> _WHAT NEEDS TO BE DONE_
Print all records exactly, leaving nothing out.

> _TASK INPUT_
--------------------------------------------------

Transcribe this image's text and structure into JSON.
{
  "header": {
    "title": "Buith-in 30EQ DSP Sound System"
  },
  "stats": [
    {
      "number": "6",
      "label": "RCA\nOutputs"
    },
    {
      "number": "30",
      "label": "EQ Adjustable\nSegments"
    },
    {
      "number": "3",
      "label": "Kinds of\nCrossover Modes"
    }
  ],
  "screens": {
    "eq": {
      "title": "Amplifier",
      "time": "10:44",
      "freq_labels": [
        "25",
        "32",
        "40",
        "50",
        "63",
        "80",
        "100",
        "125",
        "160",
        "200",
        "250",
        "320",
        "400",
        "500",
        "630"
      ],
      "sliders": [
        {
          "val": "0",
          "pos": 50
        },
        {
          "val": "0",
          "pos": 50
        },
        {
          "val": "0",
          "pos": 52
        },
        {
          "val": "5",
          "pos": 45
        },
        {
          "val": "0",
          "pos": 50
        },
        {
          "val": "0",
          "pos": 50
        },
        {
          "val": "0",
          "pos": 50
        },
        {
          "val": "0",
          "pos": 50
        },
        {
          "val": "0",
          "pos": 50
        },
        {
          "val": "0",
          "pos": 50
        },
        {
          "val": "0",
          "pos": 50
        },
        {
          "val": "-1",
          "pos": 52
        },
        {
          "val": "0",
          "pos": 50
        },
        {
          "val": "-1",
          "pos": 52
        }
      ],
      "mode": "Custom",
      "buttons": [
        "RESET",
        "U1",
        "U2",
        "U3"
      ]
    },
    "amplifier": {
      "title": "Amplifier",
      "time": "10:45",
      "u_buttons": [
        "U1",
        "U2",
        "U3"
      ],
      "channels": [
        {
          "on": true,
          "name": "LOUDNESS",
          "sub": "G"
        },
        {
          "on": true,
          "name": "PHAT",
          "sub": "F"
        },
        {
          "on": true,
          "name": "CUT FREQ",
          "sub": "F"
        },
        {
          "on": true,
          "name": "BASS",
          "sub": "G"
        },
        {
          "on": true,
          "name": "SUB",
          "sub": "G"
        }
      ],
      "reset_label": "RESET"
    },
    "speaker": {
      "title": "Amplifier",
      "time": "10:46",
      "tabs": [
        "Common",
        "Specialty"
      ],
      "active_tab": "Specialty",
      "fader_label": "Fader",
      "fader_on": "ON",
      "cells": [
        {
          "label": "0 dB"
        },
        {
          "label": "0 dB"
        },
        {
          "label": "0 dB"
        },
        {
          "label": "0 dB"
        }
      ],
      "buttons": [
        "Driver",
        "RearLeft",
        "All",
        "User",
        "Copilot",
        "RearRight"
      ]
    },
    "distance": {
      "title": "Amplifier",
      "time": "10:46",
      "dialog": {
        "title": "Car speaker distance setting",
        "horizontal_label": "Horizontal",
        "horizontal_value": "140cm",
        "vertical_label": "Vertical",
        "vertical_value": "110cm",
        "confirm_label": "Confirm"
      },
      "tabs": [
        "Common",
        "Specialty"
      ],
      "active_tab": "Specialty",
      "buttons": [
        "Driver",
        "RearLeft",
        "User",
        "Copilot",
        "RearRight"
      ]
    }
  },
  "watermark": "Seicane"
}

--------------------------------------------------

> _FULL RESPONSE_
Transcribe this image's text and structure into JSON.
{
  "header": {
    "title": "Buith-in 30EQ DSP Sound System"
  },
  "stats": [
    {
      "number": "6",
      "label": "RCA\nOutputs"
    },
    {
      "number": "30",
      "label": "EQ Adjustable\nSegments"
    },
    {
      "number": "3",
      "label": "Kinds of\nCrossover Modes"
    }
  ],
  "screens": {
    "eq": {
      "title": "Amplifier",
      "time": "10:44",
      "freq_labels": [
        "25",
        "32",
        "40",
        "50",
        "63",
        "80",
        "100",
        "125",
        "160",
        "200",
        "250",
        "320",
        "400",
        "500",
        "630"
      ],
      "sliders": [
        {
          "val": "0",
          "pos": 50
        },
        {
          "val": "0",
          "pos": 50
        },
        {
          "val": "0",
          "pos": 52
        },
        {
          "val": "5",
          "pos": 45
        },
        {
          "val": "0",
          "pos": 50
        },
        {
          "val": "0",
          "pos": 50
        },
        {
          "val": "0",
          "pos": 50
        },
        {
          "val": "0",
          "pos": 50
        },
        {
          "val": "0",
          "pos": 50
        },
        {
          "val": "0",
          "pos": 50
        },
        {
          "val": "0",
          "pos": 50
        },
        {
          "val": "-1",
          "pos": 52
        },
        {
          "val": "0",
          "pos": 50
        },
        {
          "val": "-1",
          "pos": 52
        }
      ],
      "mode": "Custom",
      "buttons": [
        "RESET",
        "U1",
        "U2",
        "U3"
      ]
    },
    "amplifier": {
      "title": "Amplifier",
      "time": "10:45",
      "u_buttons": [
        "U1",
        "U2",
        "U3"
      ],
      "channels": [
        {
          "on": true,
          "name": "LOUDNESS",
          "sub": "G"
        },
        {
          "on": true,
          "name": "PHAT",
          "sub": "F"
        },
        {
          "on": true,
          "name": "CUT FREQ",
          "sub": "F"
        },
        {
          "on": true,
          "name": "BASS",
          "sub": "G"
        },
        {
          "on": true,
          "name": "SUB",
          "sub": "G"
        }
      ],
      "reset_label": "RESET"
    },
    "speaker": {
      "title": "Amplifier",
      "time": "10:46",
      "tabs": [
        "Common",
        "Specialty"
      ],
      "active_tab": "Specialty",
      "fader_label": "Fader",
      "fader_on": "ON",
      "cells": [
        {
          "label": "0 dB"
        },
        {
          "label": "0 dB"
        },
        {
          "label": "0 dB"
        },
        {
          "label": "0 dB"
        }
      ],
      "buttons": [
        "Driver",
        "RearLeft",
        "All",
        "User",
        "Copilot",
        "RearRight"
      ]
    },
    "distance": {
      "title": "Amplifier",
      "time": "10:46",
      "dialog": {
        "title": "Car speaker distance setting",
        "horizontal_label": "Horizontal",
        "horizontal_value": "140cm",
        "vertical_label": "Vertical",
        "vertical_value": "110cm",
        "confirm_label": "Confirm"
      },
      "tabs": [
        "Common",
        "Specialty"
      ],
      "active_tab": "Specialty",
      "buttons": [
        "Driver",
        "RearLeft",
        "User",
        "Copilot",
        "RearRight"
      ]
    }
  },
  "watermark": "Seicane"
}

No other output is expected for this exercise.